■ ENTRIES SUPPLIED ■
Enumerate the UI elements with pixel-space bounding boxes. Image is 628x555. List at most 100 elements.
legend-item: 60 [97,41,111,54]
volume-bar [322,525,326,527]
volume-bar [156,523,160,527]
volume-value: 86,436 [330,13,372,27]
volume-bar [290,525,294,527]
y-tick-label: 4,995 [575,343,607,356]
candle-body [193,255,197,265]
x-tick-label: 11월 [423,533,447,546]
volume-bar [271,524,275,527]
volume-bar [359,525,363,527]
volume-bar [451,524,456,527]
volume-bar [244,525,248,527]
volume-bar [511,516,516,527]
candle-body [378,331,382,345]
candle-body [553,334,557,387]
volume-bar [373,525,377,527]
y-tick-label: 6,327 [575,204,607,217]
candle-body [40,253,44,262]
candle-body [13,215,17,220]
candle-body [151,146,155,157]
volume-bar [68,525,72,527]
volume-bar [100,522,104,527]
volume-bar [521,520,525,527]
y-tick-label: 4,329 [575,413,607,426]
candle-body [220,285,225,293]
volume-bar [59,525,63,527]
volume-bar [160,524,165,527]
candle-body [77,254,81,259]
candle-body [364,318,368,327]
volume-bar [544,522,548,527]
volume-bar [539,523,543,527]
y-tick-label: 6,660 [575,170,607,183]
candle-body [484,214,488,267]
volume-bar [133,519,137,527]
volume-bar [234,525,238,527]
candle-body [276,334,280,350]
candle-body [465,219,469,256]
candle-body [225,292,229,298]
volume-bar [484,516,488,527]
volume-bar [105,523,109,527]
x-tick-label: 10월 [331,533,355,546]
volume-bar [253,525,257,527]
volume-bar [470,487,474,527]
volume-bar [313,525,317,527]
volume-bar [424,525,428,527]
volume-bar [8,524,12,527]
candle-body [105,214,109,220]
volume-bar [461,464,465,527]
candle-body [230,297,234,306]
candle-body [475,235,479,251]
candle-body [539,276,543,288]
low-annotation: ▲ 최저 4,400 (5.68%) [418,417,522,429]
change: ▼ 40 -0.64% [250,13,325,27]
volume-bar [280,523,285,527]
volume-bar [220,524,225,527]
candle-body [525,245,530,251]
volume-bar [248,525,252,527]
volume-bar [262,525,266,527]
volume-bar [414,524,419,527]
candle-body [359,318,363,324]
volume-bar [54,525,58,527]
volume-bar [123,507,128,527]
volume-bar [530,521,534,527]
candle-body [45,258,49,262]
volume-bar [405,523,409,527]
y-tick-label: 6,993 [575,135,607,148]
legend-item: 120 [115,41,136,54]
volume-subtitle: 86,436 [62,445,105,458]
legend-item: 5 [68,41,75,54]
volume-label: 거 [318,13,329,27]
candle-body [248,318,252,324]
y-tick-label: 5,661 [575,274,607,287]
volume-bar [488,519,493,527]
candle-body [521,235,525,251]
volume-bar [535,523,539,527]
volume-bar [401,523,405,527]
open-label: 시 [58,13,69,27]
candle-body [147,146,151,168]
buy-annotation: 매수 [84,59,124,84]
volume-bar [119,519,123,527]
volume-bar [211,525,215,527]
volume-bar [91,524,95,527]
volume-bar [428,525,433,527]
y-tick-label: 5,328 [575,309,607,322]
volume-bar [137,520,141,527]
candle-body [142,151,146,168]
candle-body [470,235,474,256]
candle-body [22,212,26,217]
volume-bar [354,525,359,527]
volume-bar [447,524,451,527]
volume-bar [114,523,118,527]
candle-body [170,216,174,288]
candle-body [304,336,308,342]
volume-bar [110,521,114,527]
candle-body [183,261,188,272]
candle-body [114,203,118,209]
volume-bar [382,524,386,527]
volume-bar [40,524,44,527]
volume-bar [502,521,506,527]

■ EXERCISE INSTRUCTIONS ■
Rewrite the records as a numbered list, starting at their first line and ending with the line that contains "volume-bar [220,524,225,527]", and leave out any blank lines.

■ TASK OUTPUT ■
1. Enumerate the UI elements with pixel-space bounding boxes. Image is 628x555. List at most 100 elements.
2. legend-item: 60 [97,41,111,54]
3. volume-bar [322,525,326,527]
4. volume-bar [156,523,160,527]
5. volume-value: 86,436 [330,13,372,27]
6. volume-bar [290,525,294,527]
7. y-tick-label: 4,995 [575,343,607,356]
8. candle-body [193,255,197,265]
9. x-tick-label: 11월 [423,533,447,546]
10. volume-bar [271,524,275,527]
11. volume-bar [359,525,363,527]
12. volume-bar [451,524,456,527]
13. volume-bar [244,525,248,527]
14. volume-bar [511,516,516,527]
15. candle-body [378,331,382,345]
16. candle-body [553,334,557,387]
17. volume-bar [373,525,377,527]
18. y-tick-label: 6,327 [575,204,607,217]
19. candle-body [40,253,44,262]
20. candle-body [13,215,17,220]
21. candle-body [151,146,155,157]
22. volume-bar [68,525,72,527]
23. volume-bar [100,522,104,527]
24. volume-bar [521,520,525,527]
25. y-tick-label: 4,329 [575,413,607,426]
26. candle-body [220,285,225,293]
27. volume-bar [59,525,63,527]
28. volume-bar [160,524,165,527]
29. candle-body [77,254,81,259]
30. candle-body [364,318,368,327]
31. volume-bar [544,522,548,527]
32. volume-bar [539,523,543,527]
33. y-tick-label: 6,660 [575,170,607,183]
34. candle-body [484,214,488,267]
35. volume-bar [133,519,137,527]
36. volume-bar [234,525,238,527]
37. candle-body [276,334,280,350]
38. candle-body [465,219,469,256]
39. candle-body [225,292,229,298]
40. volume-bar [484,516,488,527]
41. volume-bar [105,523,109,527]
42. x-tick-label: 10월 [331,533,355,546]
43. volume-bar [253,525,257,527]
44. volume-bar [470,487,474,527]
45. volume-bar [313,525,317,527]
46. volume-bar [424,525,428,527]
47. volume-bar [8,524,12,527]
48. candle-body [105,214,109,220]
49. volume-bar [461,464,465,527]
50. candle-body [230,297,234,306]
51. candle-body [475,235,479,251]
52. candle-body [539,276,543,288]
53. low-annotation: ▲ 최저 4,400 (5.68%) [418,417,522,429]
54. change: ▼ 40 -0.64% [250,13,325,27]
55. volume-bar [280,523,285,527]
56. volume-bar [220,524,225,527]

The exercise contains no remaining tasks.